→ RECORDS FOR THE EXERCISE:
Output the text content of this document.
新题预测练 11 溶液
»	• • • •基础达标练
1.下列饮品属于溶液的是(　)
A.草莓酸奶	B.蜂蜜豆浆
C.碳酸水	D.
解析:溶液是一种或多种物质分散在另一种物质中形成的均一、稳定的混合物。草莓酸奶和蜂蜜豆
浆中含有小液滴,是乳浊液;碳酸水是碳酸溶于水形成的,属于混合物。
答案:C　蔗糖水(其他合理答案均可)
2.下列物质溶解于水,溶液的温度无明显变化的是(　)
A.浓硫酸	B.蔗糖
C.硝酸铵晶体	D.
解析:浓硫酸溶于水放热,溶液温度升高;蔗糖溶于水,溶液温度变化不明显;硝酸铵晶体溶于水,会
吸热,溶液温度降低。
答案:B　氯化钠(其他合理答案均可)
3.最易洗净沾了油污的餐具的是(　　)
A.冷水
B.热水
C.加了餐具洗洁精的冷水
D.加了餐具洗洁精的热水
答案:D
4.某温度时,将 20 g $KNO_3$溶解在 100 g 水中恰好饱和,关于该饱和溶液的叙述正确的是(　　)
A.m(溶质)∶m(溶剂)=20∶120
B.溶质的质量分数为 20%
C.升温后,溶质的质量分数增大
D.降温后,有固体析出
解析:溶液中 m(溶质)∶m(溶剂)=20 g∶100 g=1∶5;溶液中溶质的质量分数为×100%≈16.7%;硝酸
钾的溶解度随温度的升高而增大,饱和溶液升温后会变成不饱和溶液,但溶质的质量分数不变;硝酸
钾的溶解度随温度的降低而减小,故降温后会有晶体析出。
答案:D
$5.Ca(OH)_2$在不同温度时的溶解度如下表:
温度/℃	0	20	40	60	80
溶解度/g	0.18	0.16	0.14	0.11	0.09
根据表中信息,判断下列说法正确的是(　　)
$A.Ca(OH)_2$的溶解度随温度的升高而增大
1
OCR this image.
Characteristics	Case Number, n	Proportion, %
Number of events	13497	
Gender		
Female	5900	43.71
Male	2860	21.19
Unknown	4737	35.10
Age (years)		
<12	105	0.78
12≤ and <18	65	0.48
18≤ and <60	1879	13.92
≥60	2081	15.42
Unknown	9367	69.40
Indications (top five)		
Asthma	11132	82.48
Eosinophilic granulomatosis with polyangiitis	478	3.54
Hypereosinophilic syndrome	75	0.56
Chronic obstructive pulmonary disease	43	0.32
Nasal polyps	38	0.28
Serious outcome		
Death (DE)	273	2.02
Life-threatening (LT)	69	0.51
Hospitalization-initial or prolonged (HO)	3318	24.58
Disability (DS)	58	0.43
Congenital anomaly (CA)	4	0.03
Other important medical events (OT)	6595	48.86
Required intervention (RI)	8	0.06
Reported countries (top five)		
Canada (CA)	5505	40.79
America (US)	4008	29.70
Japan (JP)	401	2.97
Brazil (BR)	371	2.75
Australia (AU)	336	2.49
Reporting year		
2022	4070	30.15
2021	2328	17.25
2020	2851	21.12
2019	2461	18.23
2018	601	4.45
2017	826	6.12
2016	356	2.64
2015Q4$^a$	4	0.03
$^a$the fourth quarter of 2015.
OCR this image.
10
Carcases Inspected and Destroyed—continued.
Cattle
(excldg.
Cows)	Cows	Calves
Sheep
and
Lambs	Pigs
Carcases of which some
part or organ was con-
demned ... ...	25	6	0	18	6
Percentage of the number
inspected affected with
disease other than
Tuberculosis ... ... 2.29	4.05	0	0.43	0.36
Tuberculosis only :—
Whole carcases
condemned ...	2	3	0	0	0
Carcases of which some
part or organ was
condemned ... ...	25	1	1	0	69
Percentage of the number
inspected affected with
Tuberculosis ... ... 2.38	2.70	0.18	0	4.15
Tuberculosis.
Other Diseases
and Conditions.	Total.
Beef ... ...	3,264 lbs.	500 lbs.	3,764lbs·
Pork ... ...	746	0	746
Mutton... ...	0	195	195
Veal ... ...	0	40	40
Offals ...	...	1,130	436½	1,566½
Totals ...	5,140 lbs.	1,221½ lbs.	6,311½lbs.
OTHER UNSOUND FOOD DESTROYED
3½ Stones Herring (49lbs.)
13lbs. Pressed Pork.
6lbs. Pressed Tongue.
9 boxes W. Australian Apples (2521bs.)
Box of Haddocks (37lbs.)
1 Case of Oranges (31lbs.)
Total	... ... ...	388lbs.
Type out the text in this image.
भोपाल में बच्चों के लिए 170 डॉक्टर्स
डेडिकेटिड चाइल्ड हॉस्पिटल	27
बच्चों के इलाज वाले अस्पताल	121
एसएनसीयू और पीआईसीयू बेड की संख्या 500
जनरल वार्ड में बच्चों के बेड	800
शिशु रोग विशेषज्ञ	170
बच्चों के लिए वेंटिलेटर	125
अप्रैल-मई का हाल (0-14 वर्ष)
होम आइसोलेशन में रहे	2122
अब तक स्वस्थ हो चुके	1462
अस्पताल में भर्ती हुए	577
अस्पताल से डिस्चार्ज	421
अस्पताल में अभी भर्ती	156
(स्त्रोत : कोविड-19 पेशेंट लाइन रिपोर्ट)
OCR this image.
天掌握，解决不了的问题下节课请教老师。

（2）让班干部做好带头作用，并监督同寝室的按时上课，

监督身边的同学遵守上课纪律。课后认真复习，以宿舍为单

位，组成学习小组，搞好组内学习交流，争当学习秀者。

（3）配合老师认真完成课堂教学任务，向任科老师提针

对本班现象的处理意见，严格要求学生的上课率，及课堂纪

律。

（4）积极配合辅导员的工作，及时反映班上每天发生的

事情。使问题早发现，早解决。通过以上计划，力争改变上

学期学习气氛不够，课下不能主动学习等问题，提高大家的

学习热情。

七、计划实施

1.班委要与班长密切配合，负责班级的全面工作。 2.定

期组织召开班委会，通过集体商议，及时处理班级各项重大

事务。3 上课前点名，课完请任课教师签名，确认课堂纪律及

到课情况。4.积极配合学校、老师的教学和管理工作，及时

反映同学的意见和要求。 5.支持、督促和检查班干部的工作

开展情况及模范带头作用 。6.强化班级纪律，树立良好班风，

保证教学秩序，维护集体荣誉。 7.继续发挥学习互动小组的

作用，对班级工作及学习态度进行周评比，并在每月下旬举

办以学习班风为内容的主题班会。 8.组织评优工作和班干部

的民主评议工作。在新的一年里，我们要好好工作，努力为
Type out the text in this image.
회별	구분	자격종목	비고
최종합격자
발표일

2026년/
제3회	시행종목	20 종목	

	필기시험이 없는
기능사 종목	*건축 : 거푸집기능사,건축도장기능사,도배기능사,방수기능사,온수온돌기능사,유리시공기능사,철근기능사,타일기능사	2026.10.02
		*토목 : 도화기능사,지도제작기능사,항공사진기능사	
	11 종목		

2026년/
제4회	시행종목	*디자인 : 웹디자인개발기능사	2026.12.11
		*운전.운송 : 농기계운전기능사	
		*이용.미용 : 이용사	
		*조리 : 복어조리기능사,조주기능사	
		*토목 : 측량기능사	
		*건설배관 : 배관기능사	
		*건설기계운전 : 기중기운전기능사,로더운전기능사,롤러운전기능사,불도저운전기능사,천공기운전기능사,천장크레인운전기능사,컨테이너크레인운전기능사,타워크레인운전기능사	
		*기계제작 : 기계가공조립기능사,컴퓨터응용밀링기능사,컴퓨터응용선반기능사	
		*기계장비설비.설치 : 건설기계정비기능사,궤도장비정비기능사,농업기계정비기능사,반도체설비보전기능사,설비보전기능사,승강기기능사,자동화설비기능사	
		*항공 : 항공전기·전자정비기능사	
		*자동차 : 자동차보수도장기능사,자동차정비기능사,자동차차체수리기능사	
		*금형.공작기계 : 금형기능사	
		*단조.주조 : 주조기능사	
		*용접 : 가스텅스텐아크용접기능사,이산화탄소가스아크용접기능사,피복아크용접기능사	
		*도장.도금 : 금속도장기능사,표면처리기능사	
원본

→ THE EXERCISE:
Extract lines where the string "organ" occurs.

→ FINAL RESULT:
part or organ was con-
part or organ was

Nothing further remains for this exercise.